### Instructions for the task
Your task is to print all of the material verbatim.

%%

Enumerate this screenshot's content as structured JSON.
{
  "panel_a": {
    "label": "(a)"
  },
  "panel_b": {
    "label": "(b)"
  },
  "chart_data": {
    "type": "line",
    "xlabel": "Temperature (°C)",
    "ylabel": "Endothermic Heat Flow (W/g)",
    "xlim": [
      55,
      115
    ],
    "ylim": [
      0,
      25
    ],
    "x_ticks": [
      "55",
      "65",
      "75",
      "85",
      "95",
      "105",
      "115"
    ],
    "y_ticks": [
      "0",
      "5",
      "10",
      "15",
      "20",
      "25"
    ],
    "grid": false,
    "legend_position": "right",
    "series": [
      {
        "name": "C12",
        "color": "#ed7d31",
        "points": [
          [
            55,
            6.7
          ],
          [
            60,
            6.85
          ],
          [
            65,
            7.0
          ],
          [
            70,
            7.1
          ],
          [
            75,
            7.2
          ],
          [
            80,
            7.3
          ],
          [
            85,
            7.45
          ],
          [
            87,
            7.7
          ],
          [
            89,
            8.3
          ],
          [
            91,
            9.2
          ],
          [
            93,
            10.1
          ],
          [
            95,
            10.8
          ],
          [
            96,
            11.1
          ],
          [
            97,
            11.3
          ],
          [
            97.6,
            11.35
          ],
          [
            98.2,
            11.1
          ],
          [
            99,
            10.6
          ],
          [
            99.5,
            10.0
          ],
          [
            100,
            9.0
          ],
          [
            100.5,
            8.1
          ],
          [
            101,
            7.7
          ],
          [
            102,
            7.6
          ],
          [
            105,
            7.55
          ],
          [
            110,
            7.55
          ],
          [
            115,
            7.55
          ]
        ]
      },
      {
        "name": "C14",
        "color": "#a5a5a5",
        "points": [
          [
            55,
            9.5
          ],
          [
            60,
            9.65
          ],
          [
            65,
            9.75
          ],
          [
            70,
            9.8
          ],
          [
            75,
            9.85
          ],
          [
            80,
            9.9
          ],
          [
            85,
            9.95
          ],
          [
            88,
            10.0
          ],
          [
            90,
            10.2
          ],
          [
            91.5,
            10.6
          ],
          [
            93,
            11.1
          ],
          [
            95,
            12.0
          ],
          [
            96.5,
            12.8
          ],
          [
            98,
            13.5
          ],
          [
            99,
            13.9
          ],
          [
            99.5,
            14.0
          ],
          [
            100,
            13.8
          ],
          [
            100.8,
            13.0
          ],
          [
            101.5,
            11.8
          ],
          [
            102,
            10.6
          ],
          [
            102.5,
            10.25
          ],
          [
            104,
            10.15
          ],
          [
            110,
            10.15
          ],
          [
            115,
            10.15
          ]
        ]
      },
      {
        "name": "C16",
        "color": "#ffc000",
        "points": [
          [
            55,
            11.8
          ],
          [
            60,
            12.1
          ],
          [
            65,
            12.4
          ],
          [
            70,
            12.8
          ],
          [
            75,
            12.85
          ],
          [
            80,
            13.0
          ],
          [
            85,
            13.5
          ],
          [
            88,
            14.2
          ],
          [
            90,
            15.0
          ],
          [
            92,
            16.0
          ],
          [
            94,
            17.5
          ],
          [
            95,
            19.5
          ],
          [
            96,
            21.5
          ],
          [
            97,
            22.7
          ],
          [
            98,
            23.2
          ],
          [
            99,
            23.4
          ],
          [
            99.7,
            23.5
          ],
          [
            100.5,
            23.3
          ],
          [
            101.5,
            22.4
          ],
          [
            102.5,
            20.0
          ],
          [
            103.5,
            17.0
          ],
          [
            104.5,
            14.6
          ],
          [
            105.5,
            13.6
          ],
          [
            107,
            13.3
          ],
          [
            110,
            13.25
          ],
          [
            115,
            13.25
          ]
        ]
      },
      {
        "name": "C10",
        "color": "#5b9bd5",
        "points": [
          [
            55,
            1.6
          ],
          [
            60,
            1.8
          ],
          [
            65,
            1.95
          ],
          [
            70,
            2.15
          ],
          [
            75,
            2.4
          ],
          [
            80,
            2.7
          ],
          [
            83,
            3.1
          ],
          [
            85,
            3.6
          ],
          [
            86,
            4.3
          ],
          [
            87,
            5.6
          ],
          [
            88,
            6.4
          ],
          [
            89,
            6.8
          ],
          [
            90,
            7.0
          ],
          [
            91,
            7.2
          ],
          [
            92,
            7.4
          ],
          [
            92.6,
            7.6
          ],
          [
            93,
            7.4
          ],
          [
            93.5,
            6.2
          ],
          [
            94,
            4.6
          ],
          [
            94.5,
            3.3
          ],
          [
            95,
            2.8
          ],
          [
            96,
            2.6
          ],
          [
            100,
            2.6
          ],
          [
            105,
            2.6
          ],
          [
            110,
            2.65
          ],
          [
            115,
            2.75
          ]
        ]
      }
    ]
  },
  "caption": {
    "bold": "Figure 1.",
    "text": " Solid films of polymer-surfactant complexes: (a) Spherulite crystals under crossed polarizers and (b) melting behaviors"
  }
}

%%

### Correct answer
Enumerate this screenshot's content as structured JSON.
{
  "panel_a": {
    "label": "(a)"
  },
  "panel_b": {
    "label": "(b)"
  },
  "chart_data": {
    "type": "line",
    "xlabel": "Temperature (°C)",
    "ylabel": "Endothermic Heat Flow (W/g)",
    "xlim": [
      55,
      115
    ],
    "ylim": [
      0,
      25
    ],
    "x_ticks": [
      "55",
      "65",
      "75",
      "85",
      "95",
      "105",
      "115"
    ],
    "y_ticks": [
      "0",
      "5",
      "10",
      "15",
      "20",
      "25"
    ],
    "grid": false,
    "legend_position": "right",
    "series": [
      {
        "name": "C12",
        "color": "#ed7d31",
        "points": [
          [
            55,
            6.7
          ],
          [
            60,
            6.85
          ],
          [
            65,
            7.0
          ],
          [
            70,
            7.1
          ],
          [
            75,
            7.2
          ],
          [
            80,
            7.3
          ],
          [
            85,
            7.45
          ],
          [
            87,
            7.7
          ],
          [
            89,
            8.3
          ],
          [
            91,
            9.2
          ],
          [
            93,
            10.1
          ],
          [
            95,
            10.8
          ],
          [
            96,
            11.1
          ],
          [
            97,
            11.3
          ],
          [
            97.6,
            11.35
          ],
          [
            98.2,
            11.1
          ],
          [
            99,
            10.6
          ],
          [
            99.5,
            10.0
          ],
          [
            100,
            9.0
          ],
          [
            100.5,
            8.1
          ],
          [
            101,
            7.7
          ],
          [
            102,
            7.6
          ],
          [
            105,
            7.55
          ],
          [
            110,
            7.55
          ],
          [
            115,
            7.55
          ]
        ]
      },
      {
        "name": "C14",
        "color": "#a5a5a5",
        "points": [
          [
            55,
            9.5
          ],
          [
            60,
            9.65
          ],
          [
            65,
            9.75
          ],
          [
            70,
            9.8
          ],
          [
            75,
            9.85
          ],
          [
            80,
            9.9
          ],
          [
            85,
            9.95
          ],
          [
            88,
            10.0
          ],
          [
            90,
            10.2
          ],
          [
            91.5,
            10.6
          ],
          [
            93,
            11.1
          ],
          [
            95,
            12.0
          ],
          [
            96.5,
            12.8
          ],
          [
            98,
            13.5
          ],
          [
            99,
            13.9
          ],
          [
            99.5,
            14.0
          ],
          [
            100,
            13.8
          ],
          [
            100.8,
            13.0
          ],
          [
            101.5,
            11.8
          ],
          [
            102,
            10.6
          ],
          [
            102.5,
            10.25
          ],
          [
            104,
            10.15
          ],
          [
            110,
            10.15
          ],
          [
            115,
            10.15
          ]
        ]
      },
      {
        "name": "C16",
        "color": "#ffc000",
        "points": [
          [
            55,
            11.8
          ],
          [
            60,
            12.1
          ],
          [
            65,
            12.4
          ],
          [
            70,
            12.8
          ],
          [
            75,
            12.85
          ],
          [
            80,
            13.0
          ],
          [
            85,
            13.5
          ],
          [
            88,
            14.2
          ],
          [
            90,
            15.0
          ],
          [
            92,
            16.0
          ],
          [
            94,
            17.5
          ],
          [
            95,
            19.5
          ],
          [
            96,
            21.5
          ],
          [
            97,
            22.7
          ],
          [
            98,
            23.2
          ],
          [
            99,
            23.4
          ],
          [
            99.7,
            23.5
          ],
          [
            100.5,
            23.3
          ],
          [
            101.5,
            22.4
          ],
          [
            102.5,
            20.0
          ],
          [
            103.5,
            17.0
          ],
          [
            104.5,
            14.6
          ],
          [
            105.5,
            13.6
          ],
          [
            107,
            13.3
          ],
          [
            110,
            13.25
          ],
          [
            115,
            13.25
          ]
        ]
      },
      {
        "name": "C10",
        "color": "#5b9bd5",
        "points": [
          [
            55,
            1.6
          ],
          [
            60,
            1.8
          ],
          [
            65,
            1.95
          ],
          [
            70,
            2.15
          ],
          [
            75,
            2.4
          ],
          [
            80,
            2.7
          ],
          [
            83,
            3.1
          ],
          [
            85,
            3.6
          ],
          [
            86,
            4.3
          ],
          [
            87,
            5.6
          ],
          [
            88,
            6.4
          ],
          [
            89,
            6.8
          ],
          [
            90,
            7.0
          ],
          [
            91,
            7.2
          ],
          [
            92,
            7.4
          ],
          [
            92.6,
            7.6
          ],
          [
            93,
            7.4
          ],
          [
            93.5,
            6.2
          ],
          [
            94,
            4.6
          ],
          [
            94.5,
            3.3
          ],
          [
            95,
            2.8
          ],
          [
            96,
            2.6
          ],
          [
            100,
            2.6
          ],
          [
            105,
            2.6
          ],
          [
            110,
            2.65
          ],
          [
            115,
            2.75
          ]
        ]
      }
    ]
  },
  "caption": {
    "bold": "Figure 1.",
    "text": " Solid films of polymer-surfactant complexes: (a) Spherulite crystals under crossed polarizers and (b) melting behaviors"
  }
}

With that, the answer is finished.